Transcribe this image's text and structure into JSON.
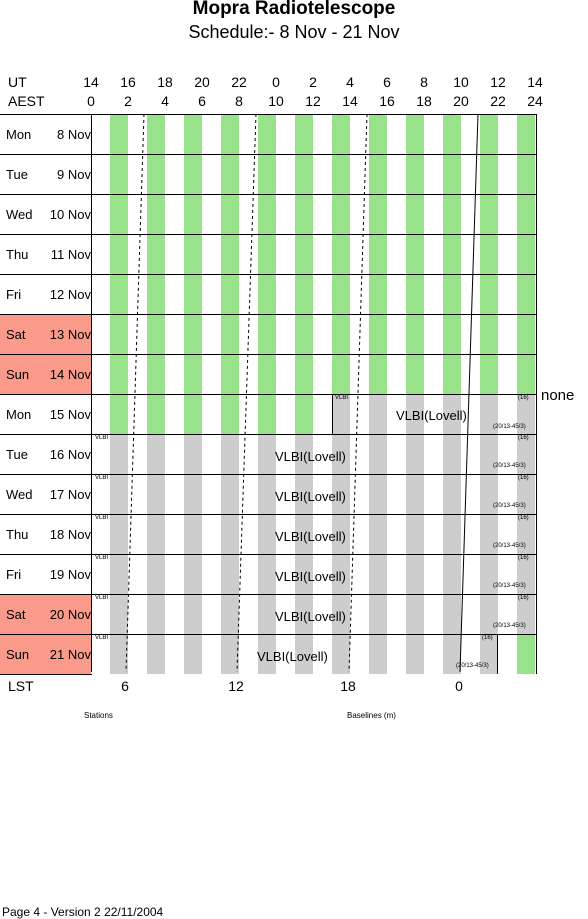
{
  "header": {
    "title": "Mopra Radiotelescope",
    "subtitle": "Schedule:- 8  Nov - 21 Nov"
  },
  "time_axis": {
    "ut_label": "UT",
    "aest_label": "AEST",
    "ut": [
      "14",
      "16",
      "18",
      "20",
      "22",
      "0",
      "2",
      "4",
      "6",
      "8",
      "10",
      "12",
      "14"
    ],
    "aest": [
      "0",
      "2",
      "4",
      "6",
      "8",
      "10",
      "12",
      "14",
      "16",
      "18",
      "20",
      "22",
      "24"
    ]
  },
  "days": [
    {
      "name": "Mon",
      "date": "8  Nov",
      "weekend": false
    },
    {
      "name": "Tue",
      "date": "9  Nov",
      "weekend": false
    },
    {
      "name": "Wed",
      "date": "10 Nov",
      "weekend": false
    },
    {
      "name": "Thu",
      "date": "11 Nov",
      "weekend": false
    },
    {
      "name": "Fri",
      "date": "12 Nov",
      "weekend": false
    },
    {
      "name": "Sat",
      "date": "13 Nov",
      "weekend": true
    },
    {
      "name": "Sun",
      "date": "14 Nov",
      "weekend": true
    },
    {
      "name": "Mon",
      "date": "15 Nov",
      "weekend": false
    },
    {
      "name": "Tue",
      "date": "16 Nov",
      "weekend": false
    },
    {
      "name": "Wed",
      "date": "17 Nov",
      "weekend": false
    },
    {
      "name": "Thu",
      "date": "18 Nov",
      "weekend": false
    },
    {
      "name": "Fri",
      "date": "19 Nov",
      "weekend": false
    },
    {
      "name": "Sat",
      "date": "20 Nov",
      "weekend": true
    },
    {
      "name": "Sun",
      "date": "21 Nov",
      "weekend": true
    }
  ],
  "blocks": {
    "vlbi_tag": "VLBI",
    "vlbi_label": "VLBI(Lovell)",
    "stations": "(16)",
    "baselines": "(20/13-45/3)",
    "none_label": "none"
  },
  "lst_axis": {
    "label": "LST",
    "values": [
      "6",
      "12",
      "18",
      "0"
    ]
  },
  "footer": {
    "stations_label": "Stations",
    "baselines_label": "Baselines (m)",
    "page_info": "Page 4 - Version 2  22/11/2004"
  },
  "colors": {
    "daytime_stripe": "#97e28b",
    "scheduled_stripe": "#cdcdcd",
    "weekend": "#f99a8a"
  }
}
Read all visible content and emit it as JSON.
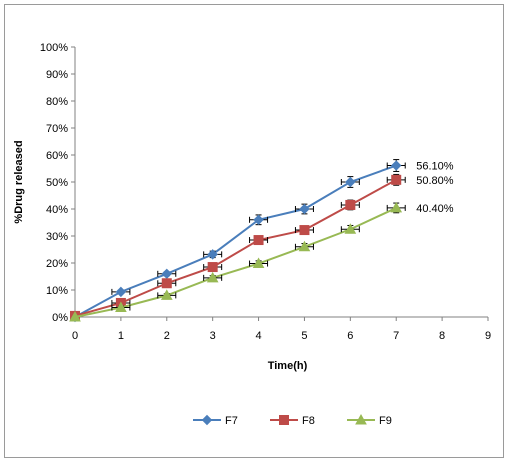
{
  "chart_data": {
    "type": "line",
    "xlabel": "Time(h)",
    "ylabel": "%Drug released",
    "xlim": [
      0,
      9
    ],
    "ylim": [
      0,
      100
    ],
    "x_ticks": [
      "0",
      "1",
      "2",
      "3",
      "4",
      "5",
      "6",
      "7",
      "8",
      "9"
    ],
    "y_ticks": [
      "0%",
      "10%",
      "20%",
      "30%",
      "40%",
      "50%",
      "60%",
      "70%",
      "80%",
      "90%",
      "100%"
    ],
    "x": [
      0,
      1,
      2,
      3,
      4,
      5,
      6,
      7
    ],
    "grid": false,
    "legend_position": "bottom",
    "series": [
      {
        "name": "F7",
        "color": "#4a7ebb",
        "marker": "diamond",
        "values": [
          0,
          9.3,
          16,
          23.2,
          36,
          40,
          50,
          56.1
        ],
        "errors": [
          0,
          0.6,
          0.7,
          1.2,
          1.8,
          1.8,
          2,
          2.2
        ],
        "end_label": "56.10%"
      },
      {
        "name": "F8",
        "color": "#be4b48",
        "marker": "square",
        "values": [
          0.4,
          5.2,
          12.5,
          18.5,
          28.5,
          32.2,
          41.5,
          50.8
        ],
        "errors": [
          0,
          0.5,
          0.7,
          1,
          1.4,
          1.4,
          1.8,
          2
        ],
        "end_label": "50.80%"
      },
      {
        "name": "F9",
        "color": "#98b954",
        "marker": "triangle",
        "values": [
          0,
          3.5,
          8,
          14.5,
          19.8,
          26,
          32.5,
          40.4
        ],
        "errors": [
          0,
          0.5,
          0.6,
          0.8,
          1,
          1.2,
          1.4,
          1.8
        ],
        "end_label": "40.40%"
      }
    ]
  }
}
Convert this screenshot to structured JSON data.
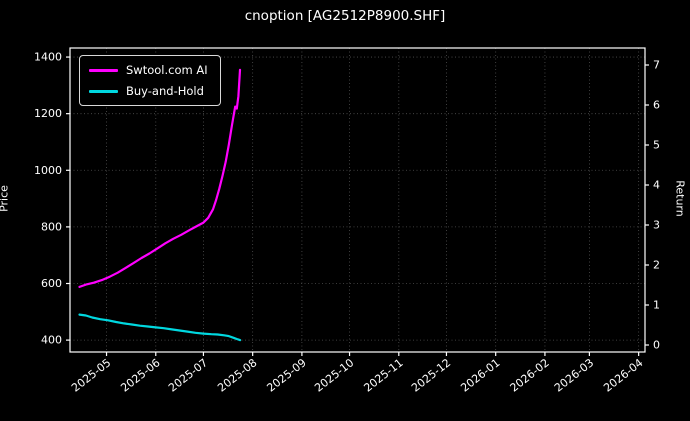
{
  "title": "cnoption [AG2512P8900.SHF]",
  "colors": {
    "background": "#000000",
    "foreground": "#ffffff",
    "grid": "#4f4f4f",
    "ai_line": "#ff00ff",
    "buyhold_line": "#00d8e0"
  },
  "chart_data": {
    "type": "line",
    "title": "cnoption [AG2512P8900.SHF]",
    "ylabel_left": "Price",
    "ylabel_right": "Return",
    "grid": true,
    "legend": {
      "position": "upper left",
      "entries": [
        {
          "name": "Swtool.com AI",
          "color": "#ff00ff"
        },
        {
          "name": "Buy-and-Hold",
          "color": "#00d8e0"
        }
      ]
    },
    "x_ticks": [
      "2025-05",
      "2025-06",
      "2025-07",
      "2025-08",
      "2025-09",
      "2025-10",
      "2025-11",
      "2025-12",
      "2026-01",
      "2026-02",
      "2026-03",
      "2026-04"
    ],
    "y_ticks_left": [
      400,
      600,
      800,
      1000,
      1200,
      1400
    ],
    "y_ticks_right": [
      0,
      1,
      2,
      3,
      4,
      5,
      6,
      7
    ],
    "xlim": [
      "2025-04-08",
      "2026-04-05"
    ],
    "ylim_left": [
      358,
      1432
    ],
    "ylim_right": [
      -0.175,
      7.425
    ],
    "series": [
      {
        "name": "Swtool.com AI",
        "color": "#ff00ff",
        "axis": "left",
        "points": [
          [
            "2025-04-14",
            588
          ],
          [
            "2025-04-18",
            596
          ],
          [
            "2025-04-23",
            603
          ],
          [
            "2025-04-28",
            612
          ],
          [
            "2025-05-03",
            624
          ],
          [
            "2025-05-08",
            638
          ],
          [
            "2025-05-13",
            655
          ],
          [
            "2025-05-18",
            672
          ],
          [
            "2025-05-23",
            690
          ],
          [
            "2025-05-28",
            706
          ],
          [
            "2025-06-02",
            724
          ],
          [
            "2025-06-07",
            742
          ],
          [
            "2025-06-12",
            758
          ],
          [
            "2025-06-17",
            772
          ],
          [
            "2025-06-22",
            788
          ],
          [
            "2025-06-27",
            803
          ],
          [
            "2025-07-01",
            815
          ],
          [
            "2025-07-04",
            832
          ],
          [
            "2025-07-07",
            862
          ],
          [
            "2025-07-09",
            895
          ],
          [
            "2025-07-11",
            935
          ],
          [
            "2025-07-13",
            980
          ],
          [
            "2025-07-15",
            1030
          ],
          [
            "2025-07-17",
            1090
          ],
          [
            "2025-07-19",
            1160
          ],
          [
            "2025-07-21",
            1225
          ],
          [
            "2025-07-22",
            1218
          ],
          [
            "2025-07-23",
            1262
          ],
          [
            "2025-07-24",
            1355
          ]
        ]
      },
      {
        "name": "Buy-and-Hold",
        "color": "#00d8e0",
        "axis": "left",
        "points": [
          [
            "2025-04-14",
            490
          ],
          [
            "2025-04-18",
            487
          ],
          [
            "2025-04-22",
            480
          ],
          [
            "2025-04-27",
            474
          ],
          [
            "2025-05-02",
            470
          ],
          [
            "2025-05-07",
            464
          ],
          [
            "2025-05-12",
            459
          ],
          [
            "2025-05-17",
            455
          ],
          [
            "2025-05-22",
            451
          ],
          [
            "2025-05-27",
            448
          ],
          [
            "2025-06-01",
            445
          ],
          [
            "2025-06-06",
            442
          ],
          [
            "2025-06-11",
            438
          ],
          [
            "2025-06-16",
            434
          ],
          [
            "2025-06-21",
            430
          ],
          [
            "2025-06-26",
            426
          ],
          [
            "2025-07-01",
            423
          ],
          [
            "2025-07-06",
            421
          ],
          [
            "2025-07-10",
            420
          ],
          [
            "2025-07-14",
            417
          ],
          [
            "2025-07-17",
            414
          ],
          [
            "2025-07-20",
            408
          ],
          [
            "2025-07-22",
            404
          ],
          [
            "2025-07-24",
            400
          ]
        ]
      }
    ]
  }
}
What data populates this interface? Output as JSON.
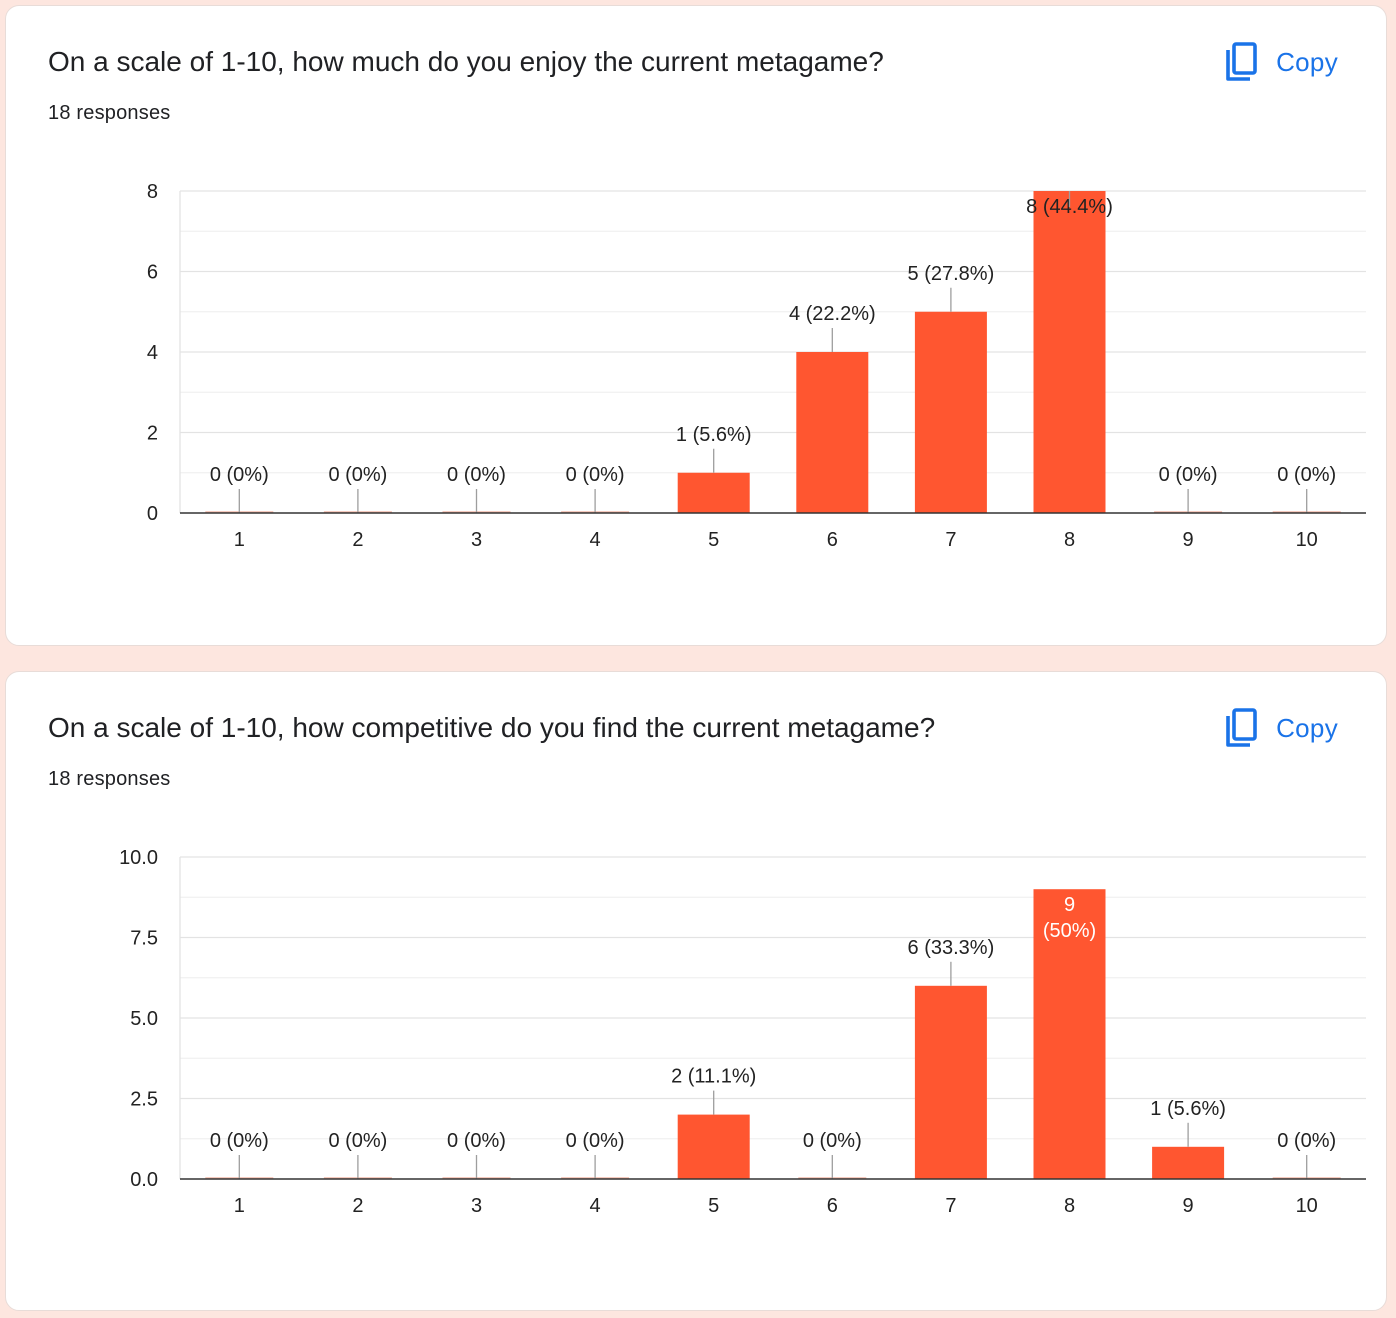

■ ■ ■

**What this task involves**
List all lines where "Swtool" occurs.

**In response**
          "name": "Swtool.com AI",
        "name": "Swtool.com AI",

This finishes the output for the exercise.